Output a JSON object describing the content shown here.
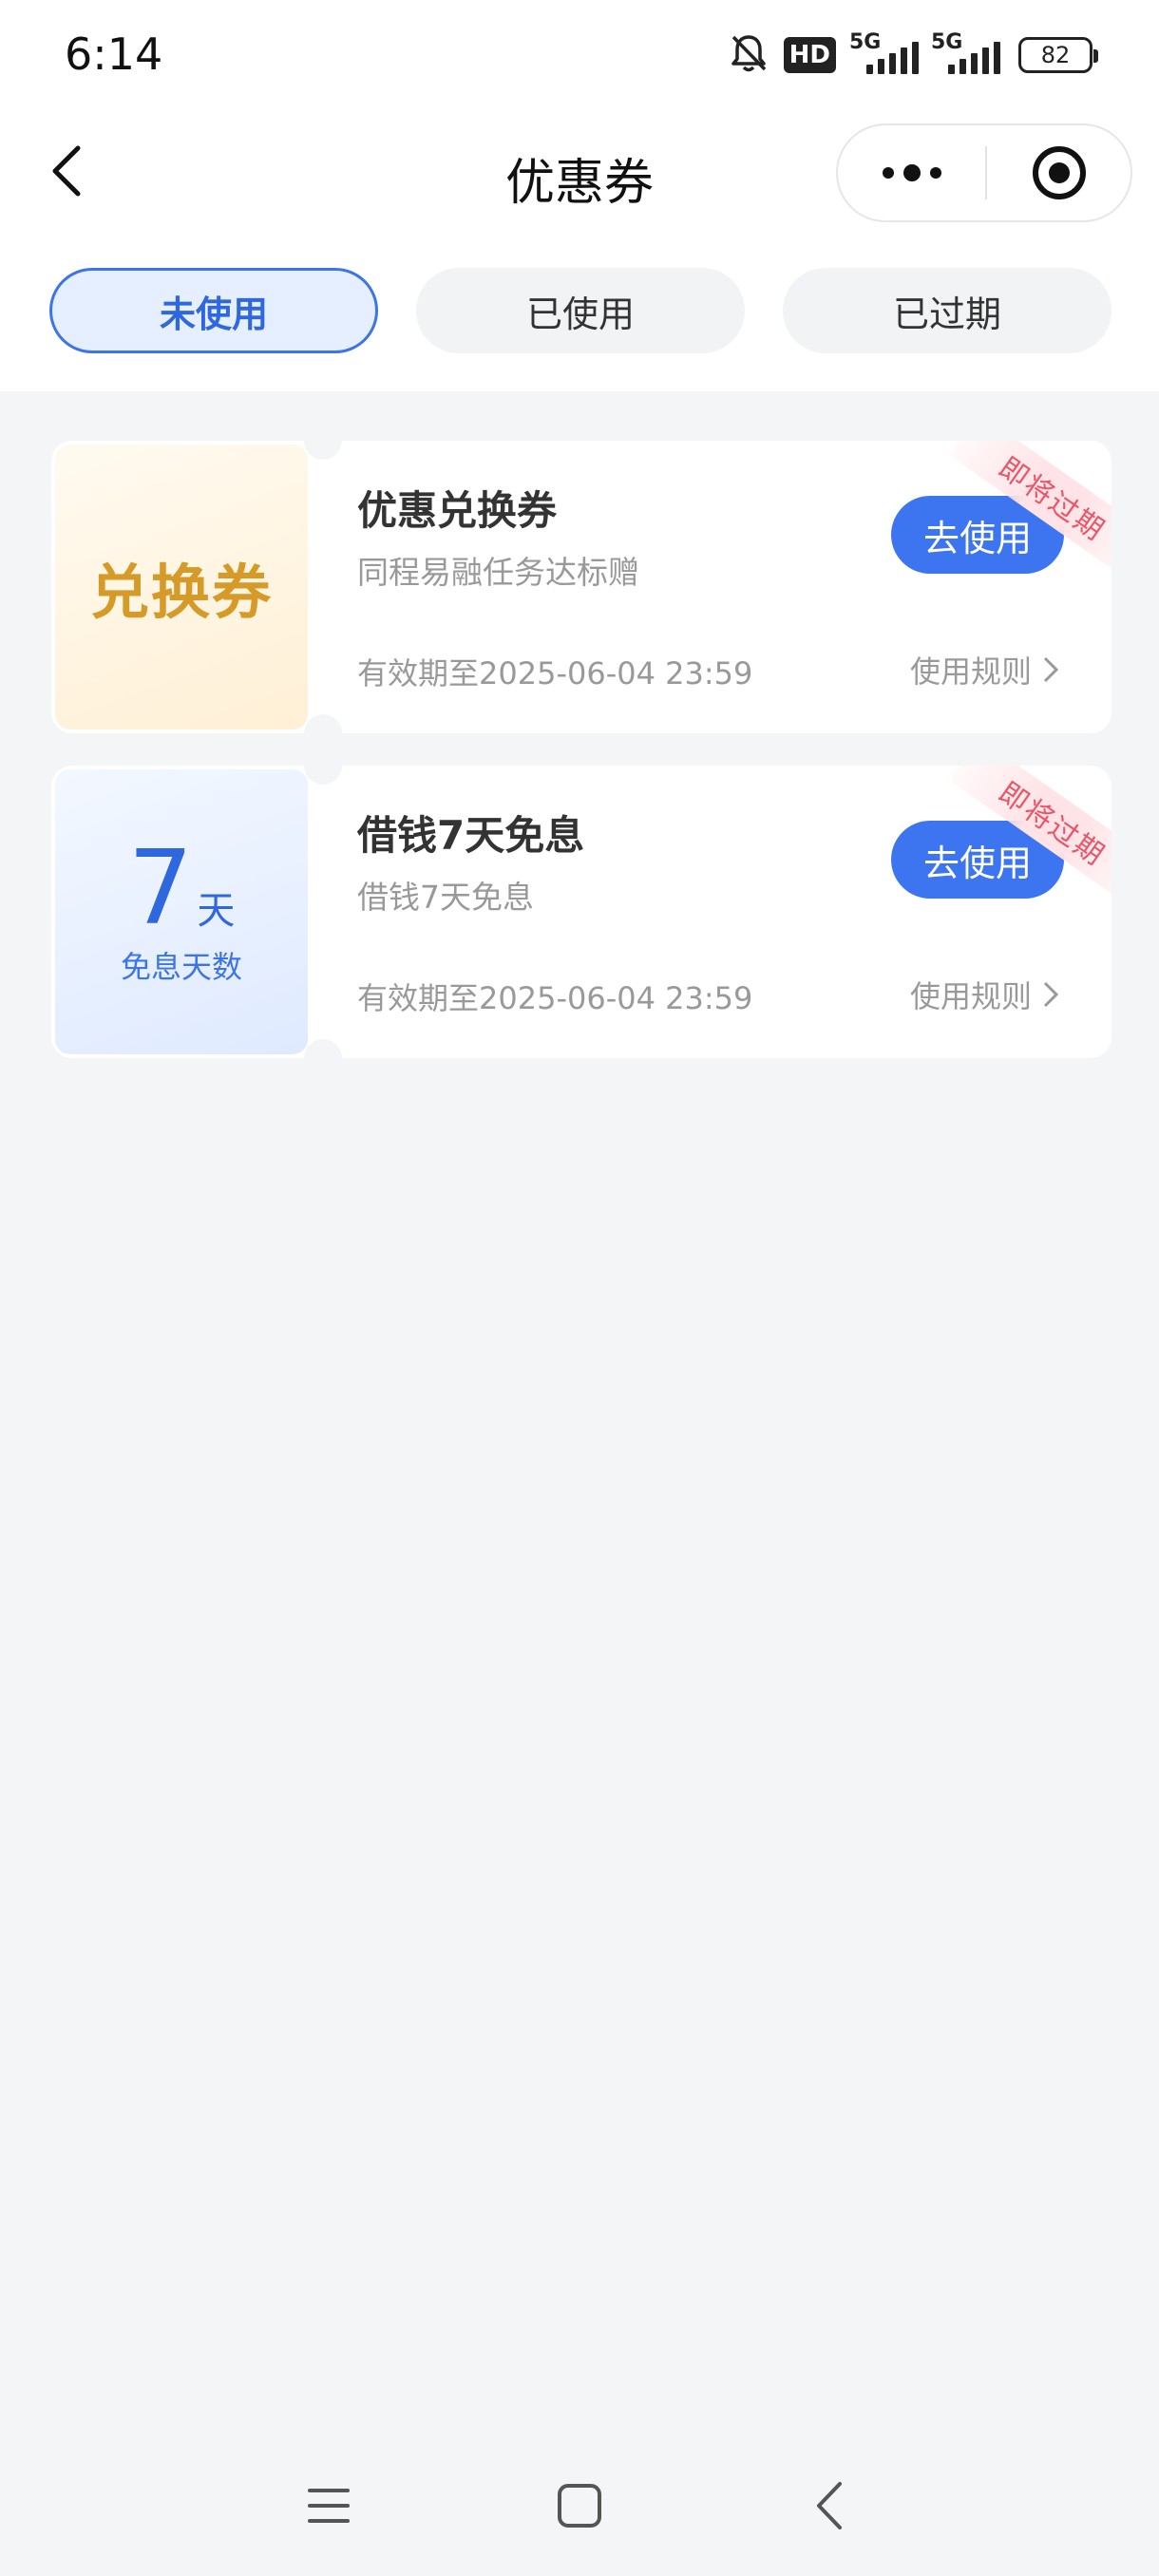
{
  "status_bar": {
    "time": "6:14",
    "hd_label": "HD",
    "net1": "5G",
    "net2": "5G",
    "battery": "82"
  },
  "nav": {
    "title": "优惠券"
  },
  "tabs": [
    {
      "label": "未使用",
      "active": true
    },
    {
      "label": "已使用",
      "active": false
    },
    {
      "label": "已过期",
      "active": false
    }
  ],
  "coupons": [
    {
      "stub_title": "兑换券",
      "title": "优惠兑换券",
      "subtitle": "同程易融任务达标赠",
      "validity": "有效期至2025-06-04 23:59",
      "rule_label": "使用规则",
      "use_label": "去使用",
      "ribbon": "即将过期"
    },
    {
      "stub_days": "7",
      "stub_unit": "天",
      "stub_sub": "免息天数",
      "title": "借钱7天免息",
      "subtitle": "借钱7天免息",
      "validity": "有效期至2025-06-04 23:59",
      "rule_label": "使用规则",
      "use_label": "去使用",
      "ribbon": "即将过期"
    }
  ],
  "colors": {
    "accent": "#3d75f0",
    "gold": "#d59a28",
    "warning": "#e9566a",
    "background": "#f4f5f7"
  }
}
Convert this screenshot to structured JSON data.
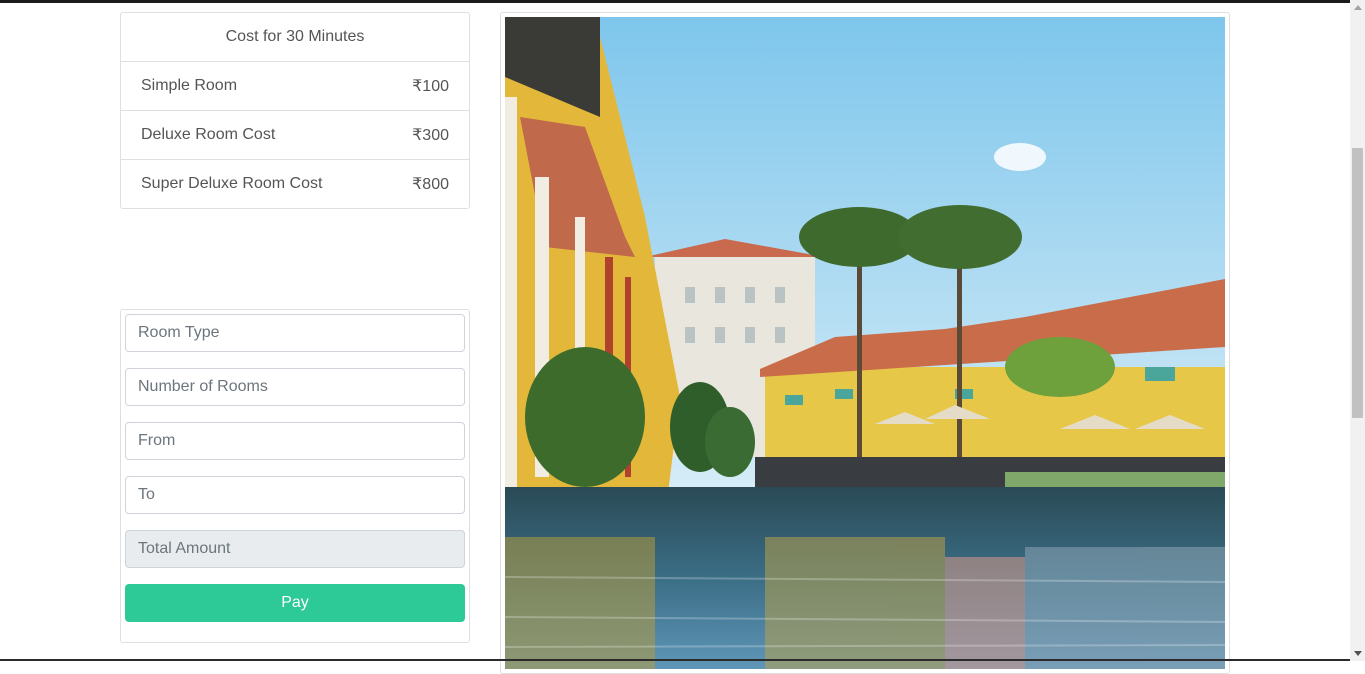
{
  "pricing": {
    "header": "Cost for 30 Minutes",
    "items": [
      {
        "label": "Simple Room",
        "price": "₹100"
      },
      {
        "label": "Deluxe Room Cost",
        "price": "₹300"
      },
      {
        "label": "Super Deluxe Room Cost",
        "price": "₹800"
      }
    ]
  },
  "form": {
    "room_type_placeholder": "Room Type",
    "rooms_placeholder": "Number of Rooms",
    "from_placeholder": "From",
    "to_placeholder": "To",
    "total_placeholder": "Total Amount",
    "pay_label": "Pay"
  },
  "colors": {
    "accent": "#2dc997",
    "border": "#dfdfdf",
    "readonly_bg": "#e9ecef"
  }
}
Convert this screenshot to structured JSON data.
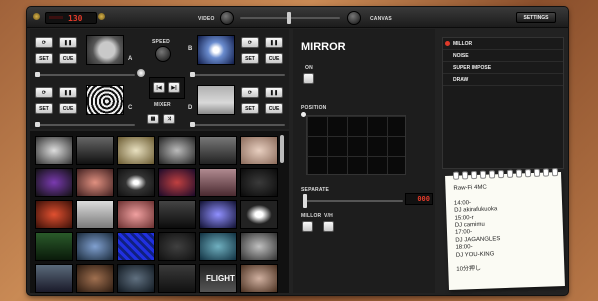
{
  "topbar": {
    "bpm_value": "130",
    "video_label": "VIDEO",
    "canvas_label": "CANVAS",
    "settings_label": "SETTINGS"
  },
  "deck": {
    "a_label": "A",
    "b_label": "B",
    "c_label": "C",
    "d_label": "D",
    "set_label": "SET",
    "cue_label": "CUE",
    "speed_label": "SPEED",
    "mixer_label": "MIXER"
  },
  "library": {
    "thumbnail_text": "FLIGHT"
  },
  "effect": {
    "title": "MIRROR",
    "on_label": "ON",
    "position_label": "POSITION",
    "separate_label": "SEPARATE",
    "separate_value": "000",
    "millor_label": "MILLOR",
    "vh_label": "V/H",
    "list": [
      "MILLOR",
      "NOISE",
      "SUPER IMPOSE",
      "DRAW"
    ],
    "selected_index": 0
  },
  "note": {
    "lines": [
      "Raw-Fi 4MC",
      "",
      "14:00-",
      "DJ akirafukuoka",
      "15:00-r",
      "DJ camimu",
      "17:00-",
      "DJ JAGANGLES",
      "18:00-",
      "DJ YOU-KING",
      "",
      "10分押し"
    ]
  },
  "colors": {
    "accent_red": "#e03a2a",
    "panel": "#1d1d1d",
    "frame": "#222222"
  }
}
====
> **Instructions for the task**: Only lines with the string "Deluxe" belong in your answer; copy each one.

> **Response for this exercise**:
        "label": "Deluxe Room Cost",
        "label": "Super Deluxe Room Cost",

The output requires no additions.